• **Exercise task**: Leave out pictures; repeat exactly the lines from the "Give me the" line through the last of the data below.

• **Records to use**:

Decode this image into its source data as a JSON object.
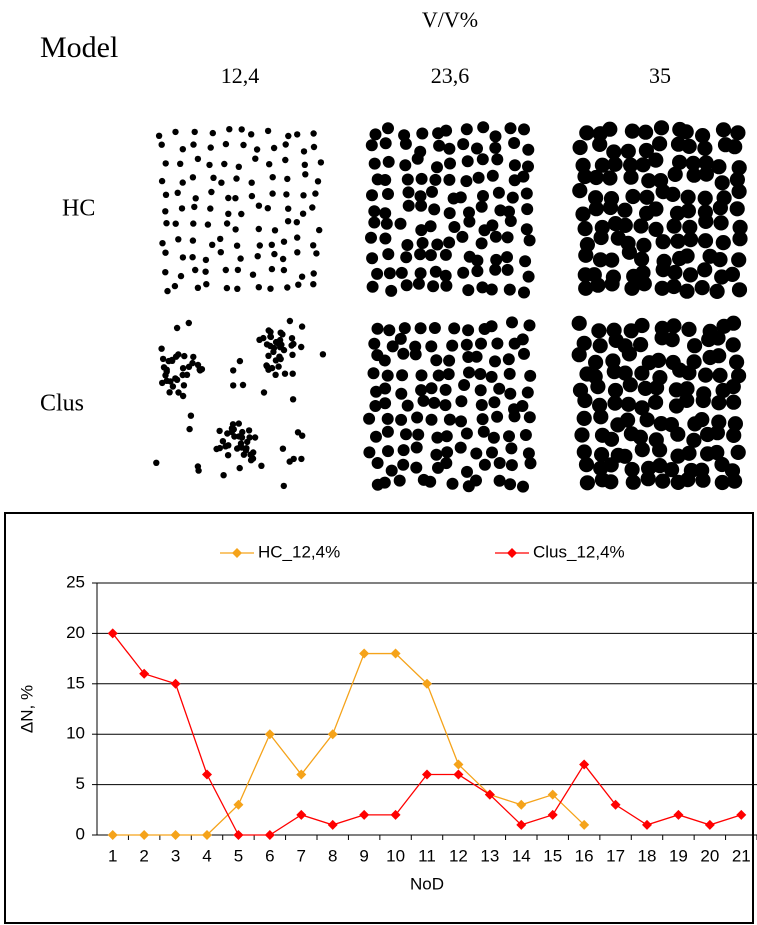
{
  "panel": {
    "row_header": "Model",
    "column_header": "V/V%",
    "columns": [
      "12,4",
      "23,6",
      "35"
    ],
    "rows": [
      "HC",
      "Clus"
    ]
  },
  "chart_data": {
    "type": "line",
    "categories": [
      "1",
      "2",
      "3",
      "4",
      "5",
      "6",
      "7",
      "8",
      "9",
      "10",
      "11",
      "12",
      "13",
      "14",
      "15",
      "16",
      "17",
      "18",
      "19",
      "20",
      "21"
    ],
    "series": [
      {
        "name": "HC_12,4%",
        "color": "#f5a31a",
        "values": [
          0,
          0,
          0,
          0,
          3,
          10,
          6,
          10,
          18,
          18,
          15,
          7,
          4,
          3,
          4,
          1,
          null,
          null,
          null,
          null,
          null
        ]
      },
      {
        "name": "Clus_12,4%",
        "color": "#ff0000",
        "values": [
          20,
          16,
          15,
          6,
          0,
          0,
          2,
          1,
          2,
          2,
          6,
          6,
          4,
          1,
          2,
          7,
          3,
          1,
          2,
          1,
          2
        ]
      }
    ],
    "x_label": "NoD",
    "y_label": "ΔN, %",
    "ylim": [
      0,
      25
    ],
    "yticks": [
      0,
      5,
      10,
      15,
      20,
      25
    ],
    "grid": true,
    "legend": "top"
  }
}
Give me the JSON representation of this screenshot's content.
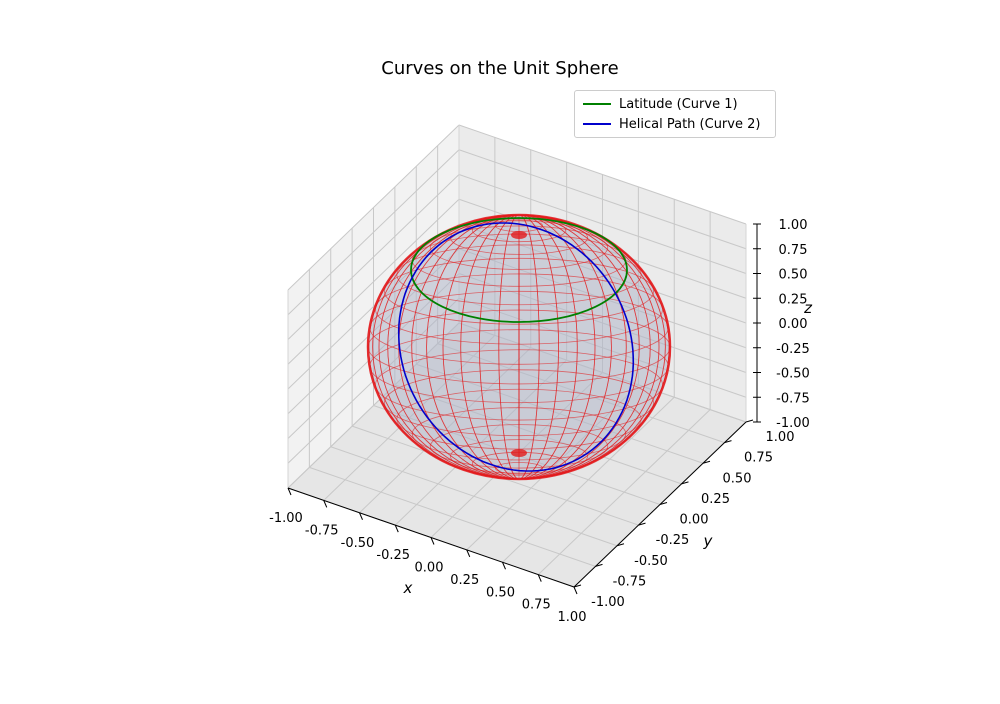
{
  "chart_data": {
    "type": "line",
    "title": "Curves on the Unit Sphere",
    "xlabel": "x",
    "ylabel": "y",
    "zlabel": "z",
    "xlim": [
      -1.0,
      1.0
    ],
    "ylim": [
      -1.0,
      1.0
    ],
    "zlim": [
      -1.0,
      1.0
    ],
    "ticks": [
      "-1.00",
      "-0.75",
      "-0.50",
      "-0.25",
      "0.00",
      "0.25",
      "0.50",
      "0.75",
      "1.00"
    ],
    "tick_values": [
      -1.0,
      -0.75,
      -0.5,
      -0.25,
      0.0,
      0.25,
      0.5,
      0.75,
      1.0
    ],
    "grid": true,
    "legend_placement": "top-right",
    "surface": {
      "shape": "unit sphere wireframe",
      "color": "#e31a1c",
      "face_color": "#b0b6c8"
    },
    "series": [
      {
        "name": "Latitude (Curve 1)",
        "color": "#008000",
        "description_of_points": "circle at constant height",
        "z": 0.7071
      },
      {
        "name": "Helical Path (Curve 2)",
        "color": "#0000cc",
        "description_of_points": "tilted great-circle-like path from bottom to top of sphere"
      }
    ]
  }
}
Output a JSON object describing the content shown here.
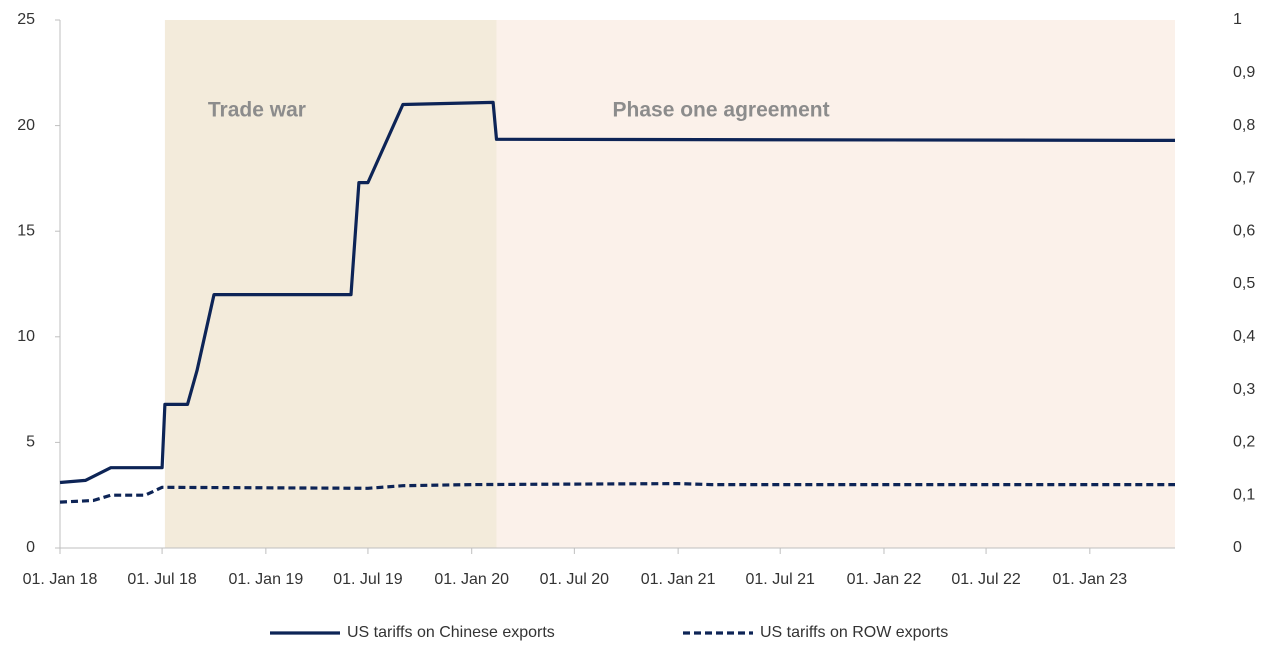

• **Exercise answer**:
Give me the JSON representation of this screenshot's content.
{
  "chart_data": {
    "type": "line",
    "title": "Curves on the Unit Sphere",
    "xlabel": "x",
    "ylabel": "y",
    "zlabel": "z",
    "xlim": [
      -1.0,
      1.0
    ],
    "ylim": [
      -1.0,
      1.0
    ],
    "zlim": [
      -1.0,
      1.0
    ],
    "ticks": [
      "-1.00",
      "-0.75",
      "-0.50",
      "-0.25",
      "0.00",
      "0.25",
      "0.50",
      "0.75",
      "1.00"
    ],
    "tick_values": [
      -1.0,
      -0.75,
      -0.5,
      -0.25,
      0.0,
      0.25,
      0.5,
      0.75,
      1.0
    ],
    "grid": true,
    "legend_placement": "top-right",
    "surface": {
      "shape": "unit sphere wireframe",
      "color": "#e31a1c",
      "face_color": "#b0b6c8"
    },
    "series": [
      {
        "name": "Latitude (Curve 1)",
        "color": "#008000",
        "description_of_points": "circle at constant height",
        "z": 0.7071
      },
      {
        "name": "Helical Path (Curve 2)",
        "color": "#0000cc",
        "description_of_points": "tilted great-circle-like path from bottom to top of sphere"
      }
    ]
  }
}
Output a JSON object describing the content shown here.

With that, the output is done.